(Stored records)

>>>

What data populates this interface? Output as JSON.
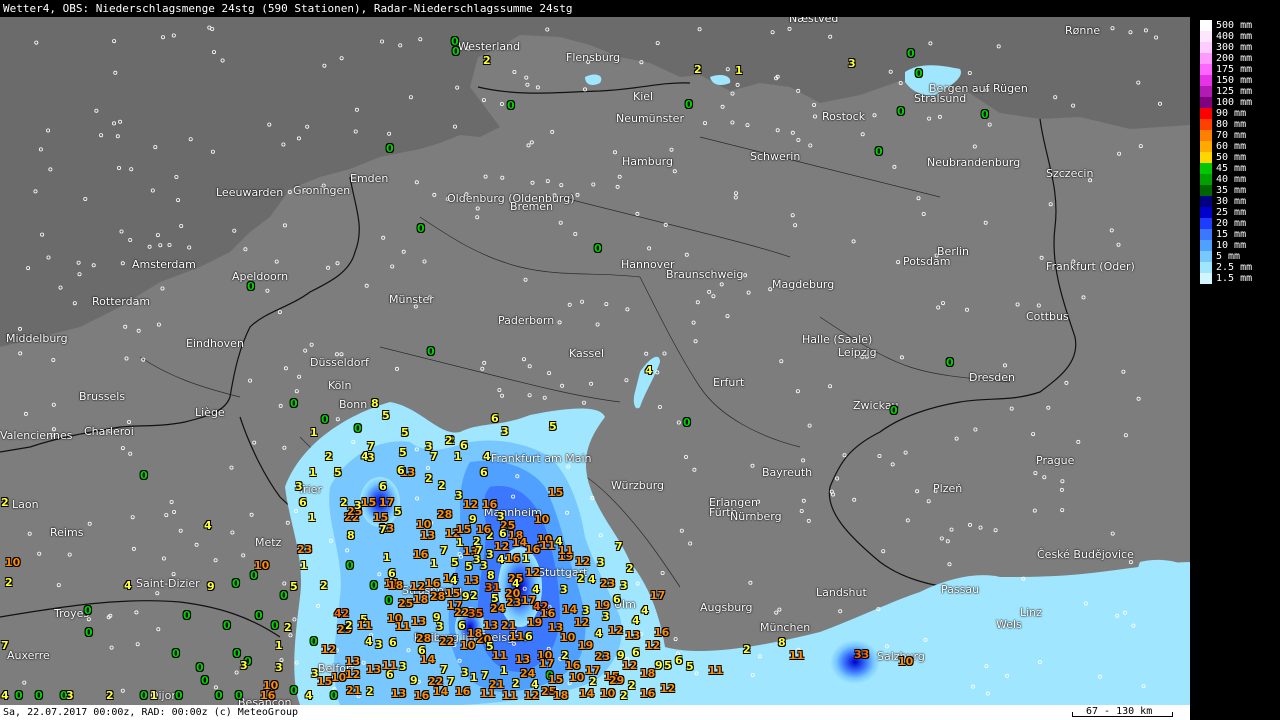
{
  "title": "Wetter4, OBS: Niederschlagsmenge 24stg (590 Stationen), Radar-Niederschlagssumme 24stg",
  "status": "Sa, 22.07.2017 00:00z, RAD: 00:00z (c) MeteoGroup",
  "scale": "67 - 130 km",
  "colors": {
    "sea": "#6b6b6b",
    "land": "#7d7d7d",
    "border": "#111111",
    "marker": "#ffffff"
  },
  "legend": [
    {
      "label": "500 mm",
      "color": "#ffffff"
    },
    {
      "label": "400 mm",
      "color": "#ffe6ff"
    },
    {
      "label": "300 mm",
      "color": "#ffccff"
    },
    {
      "label": "200 mm",
      "color": "#ff99ff"
    },
    {
      "label": "175 mm",
      "color": "#ff66ff"
    },
    {
      "label": "150 mm",
      "color": "#e633e6"
    },
    {
      "label": "125 mm",
      "color": "#b31ab3"
    },
    {
      "label": "100 mm",
      "color": "#800080"
    },
    {
      "label": "90 mm",
      "color": "#ff0000"
    },
    {
      "label": "80 mm",
      "color": "#ff4000"
    },
    {
      "label": "70 mm",
      "color": "#ff8000"
    },
    {
      "label": "60 mm",
      "color": "#ffaa00"
    },
    {
      "label": "50 mm",
      "color": "#ffd700"
    },
    {
      "label": "45 mm",
      "color": "#00c800"
    },
    {
      "label": "40 mm",
      "color": "#00a000"
    },
    {
      "label": "35 mm",
      "color": "#006400"
    },
    {
      "label": "30 mm",
      "color": "#000080"
    },
    {
      "label": "25 mm",
      "color": "#0000cd"
    },
    {
      "label": "20 mm",
      "color": "#1e3cff"
    },
    {
      "label": "15 mm",
      "color": "#3c78ff"
    },
    {
      "label": "10 mm",
      "color": "#50a0ff"
    },
    {
      "label": "5 mm",
      "color": "#78c8ff"
    },
    {
      "label": "2.5 mm",
      "color": "#a0e6ff"
    },
    {
      "label": "1.5 mm",
      "color": "#d2f5ff"
    }
  ],
  "cities": [
    "Næstved",
    "Rønne",
    "Westerland",
    "Flensburg",
    "Kiel",
    "Rostock",
    "Bergen auf Rügen",
    "Stralsund",
    "Neumünster",
    "Hamburg",
    "Schwerin",
    "Neubrandenburg",
    "Szczecin",
    "Emden",
    "Groningen",
    "Leeuwarden",
    "Oldenburg (Oldenburg)",
    "Bremen",
    "Amsterdam",
    "Apeldoorn",
    "Hannover",
    "Braunschweig",
    "Magdeburg",
    "Berlin",
    "Potsdam",
    "Frankfurt (Oder)",
    "Rotterdam",
    "Münster",
    "Paderborn",
    "Middelburg",
    "Eindhoven",
    "Düsseldorf",
    "Kassel",
    "Halle (Saale)",
    "Leipzig",
    "Cottbus",
    "Köln",
    "Bonn",
    "Erfurt",
    "Dresden",
    "Brussels",
    "Liège",
    "Zwickau",
    "Valenciennes",
    "Charleroi",
    "Prague",
    "Frankfurt am Main",
    "Bayreuth",
    "Trier",
    "Würzburg",
    "Plzeň",
    "Laon",
    "Mannheim",
    "Erlangen",
    "Fürth",
    "Nürnberg",
    "Reims",
    "Metz",
    "Stuttgart",
    "České Budějovice",
    "Saint-Dizier",
    "Strasbourg",
    "Ulm",
    "Augsburg",
    "Landshut",
    "Passau",
    "Troyes",
    "Freiburg im Breisgau",
    "München",
    "Linz",
    "Wels",
    "Auxerre",
    "Belfort",
    "Salzburg",
    "Dijon",
    "Besançon"
  ],
  "observations": [
    "0",
    "0",
    "0",
    "2",
    "2",
    "1",
    "3",
    "0",
    "0",
    "0",
    "0",
    "0",
    "0",
    "0",
    "0",
    "0",
    "0",
    "0",
    "0",
    "0",
    "0",
    "0",
    "0",
    "4",
    "0",
    "8",
    "5",
    "1",
    "0",
    "7",
    "5",
    "3",
    "2",
    "6",
    "6",
    "3",
    "5",
    "2",
    "4",
    "5",
    "7",
    "2",
    "1",
    "4",
    "5",
    "1",
    "13",
    "2",
    "6",
    "15",
    "6",
    "3",
    "17",
    "2",
    "5",
    "6",
    "1",
    "22",
    "15",
    "25",
    "15",
    "13",
    "2",
    "3",
    "12",
    "16",
    "9",
    "2",
    "3",
    "10",
    "16",
    "25",
    "18",
    "8",
    "7",
    "10",
    "28",
    "12",
    "15",
    "2",
    "6",
    "14",
    "10",
    "4",
    "13",
    "3",
    "3",
    "16",
    "1",
    "5",
    "5",
    "3",
    "4",
    "1",
    "19",
    "14",
    "13",
    "8",
    "25",
    "12",
    "2",
    "3",
    "7",
    "2",
    "5",
    "10",
    "23",
    "1",
    "16",
    "4",
    "2",
    "5",
    "4",
    "4",
    "6",
    "25",
    "18",
    "17",
    "35",
    "24",
    "23",
    "42",
    "3",
    "19",
    "6",
    "11",
    "42",
    "5",
    "10",
    "13",
    "9",
    "6",
    "13",
    "21",
    "19",
    "13",
    "12",
    "12",
    "4",
    "16",
    "11",
    "29",
    "12",
    "13",
    "4",
    "6",
    "28",
    "22",
    "10",
    "20",
    "11",
    "13",
    "10",
    "2",
    "23",
    "9",
    "6",
    "11",
    "3",
    "14",
    "7",
    "3",
    "7",
    "1",
    "24",
    "0",
    "16",
    "17",
    "15",
    "12",
    "18",
    "5",
    "3",
    "10",
    "12",
    "13",
    "6",
    "9",
    "22",
    "7",
    "1",
    "21",
    "2",
    "4",
    "15",
    "10",
    "2",
    "29",
    "2",
    "10",
    "0",
    "4",
    "15",
    "21",
    "2",
    "13",
    "16",
    "14",
    "16",
    "11",
    "11",
    "12",
    "25",
    "18",
    "14",
    "10",
    "2",
    "16",
    "12",
    "5",
    "3",
    "3",
    "6",
    "13",
    "7",
    "1",
    "7",
    "12",
    "16",
    "16",
    "11",
    "11",
    "12",
    "4",
    "23",
    "3",
    "4",
    "17",
    "3",
    "11",
    "6",
    "3",
    "22",
    "18",
    "5",
    "11",
    "6",
    "17",
    "10",
    "19",
    "4",
    "18",
    "12",
    "28",
    "15",
    "9",
    "31",
    "20",
    "17",
    "16",
    "14",
    "3",
    "3",
    "13",
    "12",
    "9",
    "6",
    "11",
    "2",
    "8",
    "11",
    "33",
    "10",
    "2",
    "10",
    "0",
    "4",
    "9",
    "0",
    "0",
    "0",
    "3",
    "0",
    "0",
    "0",
    "0",
    "0",
    "4",
    "0",
    "0",
    "0",
    "0",
    "0",
    "1",
    "2",
    "0",
    "0",
    "0",
    "2",
    "0",
    "0",
    "2",
    "0",
    "0",
    "0",
    "1",
    "7",
    "2",
    "0",
    "3",
    "2",
    "1",
    "0",
    "0",
    "3",
    "16",
    "4",
    "0",
    "0",
    "0",
    "1"
  ]
}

<<<

GIVEN INSTRUCTION: What you return should match the records above word for word, minus the pictures.

FULL RESPONSE:
What data populates this interface? Output as JSON.
{
  "title": "Wetter4, OBS: Niederschlagsmenge 24stg (590 Stationen), Radar-Niederschlagssumme 24stg",
  "status": "Sa, 22.07.2017 00:00z, RAD: 00:00z (c) MeteoGroup",
  "scale": "67 - 130 km",
  "colors": {
    "sea": "#6b6b6b",
    "land": "#7d7d7d",
    "border": "#111111",
    "marker": "#ffffff"
  },
  "legend": [
    {
      "label": "500 mm",
      "color": "#ffffff"
    },
    {
      "label": "400 mm",
      "color": "#ffe6ff"
    },
    {
      "label": "300 mm",
      "color": "#ffccff"
    },
    {
      "label": "200 mm",
      "color": "#ff99ff"
    },
    {
      "label": "175 mm",
      "color": "#ff66ff"
    },
    {
      "label": "150 mm",
      "color": "#e633e6"
    },
    {
      "label": "125 mm",
      "color": "#b31ab3"
    },
    {
      "label": "100 mm",
      "color": "#800080"
    },
    {
      "label": "90 mm",
      "color": "#ff0000"
    },
    {
      "label": "80 mm",
      "color": "#ff4000"
    },
    {
      "label": "70 mm",
      "color": "#ff8000"
    },
    {
      "label": "60 mm",
      "color": "#ffaa00"
    },
    {
      "label": "50 mm",
      "color": "#ffd700"
    },
    {
      "label": "45 mm",
      "color": "#00c800"
    },
    {
      "label": "40 mm",
      "color": "#00a000"
    },
    {
      "label": "35 mm",
      "color": "#006400"
    },
    {
      "label": "30 mm",
      "color": "#000080"
    },
    {
      "label": "25 mm",
      "color": "#0000cd"
    },
    {
      "label": "20 mm",
      "color": "#1e3cff"
    },
    {
      "label": "15 mm",
      "color": "#3c78ff"
    },
    {
      "label": "10 mm",
      "color": "#50a0ff"
    },
    {
      "label": "5 mm",
      "color": "#78c8ff"
    },
    {
      "label": "2.5 mm",
      "color": "#a0e6ff"
    },
    {
      "label": "1.5 mm",
      "color": "#d2f5ff"
    }
  ],
  "cities": [
    "Næstved",
    "Rønne",
    "Westerland",
    "Flensburg",
    "Kiel",
    "Rostock",
    "Bergen auf Rügen",
    "Stralsund",
    "Neumünster",
    "Hamburg",
    "Schwerin",
    "Neubrandenburg",
    "Szczecin",
    "Emden",
    "Groningen",
    "Leeuwarden",
    "Oldenburg (Oldenburg)",
    "Bremen",
    "Amsterdam",
    "Apeldoorn",
    "Hannover",
    "Braunschweig",
    "Magdeburg",
    "Berlin",
    "Potsdam",
    "Frankfurt (Oder)",
    "Rotterdam",
    "Münster",
    "Paderborn",
    "Middelburg",
    "Eindhoven",
    "Düsseldorf",
    "Kassel",
    "Halle (Saale)",
    "Leipzig",
    "Cottbus",
    "Köln",
    "Bonn",
    "Erfurt",
    "Dresden",
    "Brussels",
    "Liège",
    "Zwickau",
    "Valenciennes",
    "Charleroi",
    "Prague",
    "Frankfurt am Main",
    "Bayreuth",
    "Trier",
    "Würzburg",
    "Plzeň",
    "Laon",
    "Mannheim",
    "Erlangen",
    "Fürth",
    "Nürnberg",
    "Reims",
    "Metz",
    "Stuttgart",
    "České Budějovice",
    "Saint-Dizier",
    "Strasbourg",
    "Ulm",
    "Augsburg",
    "Landshut",
    "Passau",
    "Troyes",
    "Freiburg im Breisgau",
    "München",
    "Linz",
    "Wels",
    "Auxerre",
    "Belfort",
    "Salzburg",
    "Dijon",
    "Besançon"
  ],
  "observations": [
    "0",
    "0",
    "0",
    "2",
    "2",
    "1",
    "3",
    "0",
    "0",
    "0",
    "0",
    "0",
    "0",
    "0",
    "0",
    "0",
    "0",
    "0",
    "0",
    "0",
    "0",
    "0",
    "0",
    "4",
    "0",
    "8",
    "5",
    "1",
    "0",
    "7",
    "5",
    "3",
    "2",
    "6",
    "6",
    "3",
    "5",
    "2",
    "4",
    "5",
    "7",
    "2",
    "1",
    "4",
    "5",
    "1",
    "13",
    "2",
    "6",
    "15",
    "6",
    "3",
    "17",
    "2",
    "5",
    "6",
    "1",
    "22",
    "15",
    "25",
    "15",
    "13",
    "2",
    "3",
    "12",
    "16",
    "9",
    "2",
    "3",
    "10",
    "16",
    "25",
    "18",
    "8",
    "7",
    "10",
    "28",
    "12",
    "15",
    "2",
    "6",
    "14",
    "10",
    "4",
    "13",
    "3",
    "3",
    "16",
    "1",
    "5",
    "5",
    "3",
    "4",
    "1",
    "19",
    "14",
    "13",
    "8",
    "25",
    "12",
    "2",
    "3",
    "7",
    "2",
    "5",
    "10",
    "23",
    "1",
    "16",
    "4",
    "2",
    "5",
    "4",
    "4",
    "6",
    "25",
    "18",
    "17",
    "35",
    "24",
    "23",
    "42",
    "3",
    "19",
    "6",
    "11",
    "42",
    "5",
    "10",
    "13",
    "9",
    "6",
    "13",
    "21",
    "19",
    "13",
    "12",
    "12",
    "4",
    "16",
    "11",
    "29",
    "12",
    "13",
    "4",
    "6",
    "28",
    "22",
    "10",
    "20",
    "11",
    "13",
    "10",
    "2",
    "23",
    "9",
    "6",
    "11",
    "3",
    "14",
    "7",
    "3",
    "7",
    "1",
    "24",
    "0",
    "16",
    "17",
    "15",
    "12",
    "18",
    "5",
    "3",
    "10",
    "12",
    "13",
    "6",
    "9",
    "22",
    "7",
    "1",
    "21",
    "2",
    "4",
    "15",
    "10",
    "2",
    "29",
    "2",
    "10",
    "0",
    "4",
    "15",
    "21",
    "2",
    "13",
    "16",
    "14",
    "16",
    "11",
    "11",
    "12",
    "25",
    "18",
    "14",
    "10",
    "2",
    "16",
    "12",
    "5",
    "3",
    "3",
    "6",
    "13",
    "7",
    "1",
    "7",
    "12",
    "16",
    "16",
    "11",
    "11",
    "12",
    "4",
    "23",
    "3",
    "4",
    "17",
    "3",
    "11",
    "6",
    "3",
    "22",
    "18",
    "5",
    "11",
    "6",
    "17",
    "10",
    "19",
    "4",
    "18",
    "12",
    "28",
    "15",
    "9",
    "31",
    "20",
    "17",
    "16",
    "14",
    "3",
    "3",
    "13",
    "12",
    "9",
    "6",
    "11",
    "2",
    "8",
    "11",
    "33",
    "10",
    "2",
    "10",
    "0",
    "4",
    "9",
    "0",
    "0",
    "0",
    "3",
    "0",
    "0",
    "0",
    "0",
    "0",
    "4",
    "0",
    "0",
    "0",
    "0",
    "0",
    "1",
    "2",
    "0",
    "0",
    "0",
    "2",
    "0",
    "0",
    "2",
    "0",
    "0",
    "0",
    "1",
    "7",
    "2",
    "0",
    "3",
    "2",
    "1",
    "0",
    "0",
    "3",
    "16",
    "4",
    "0",
    "0",
    "0",
    "1"
  ]
}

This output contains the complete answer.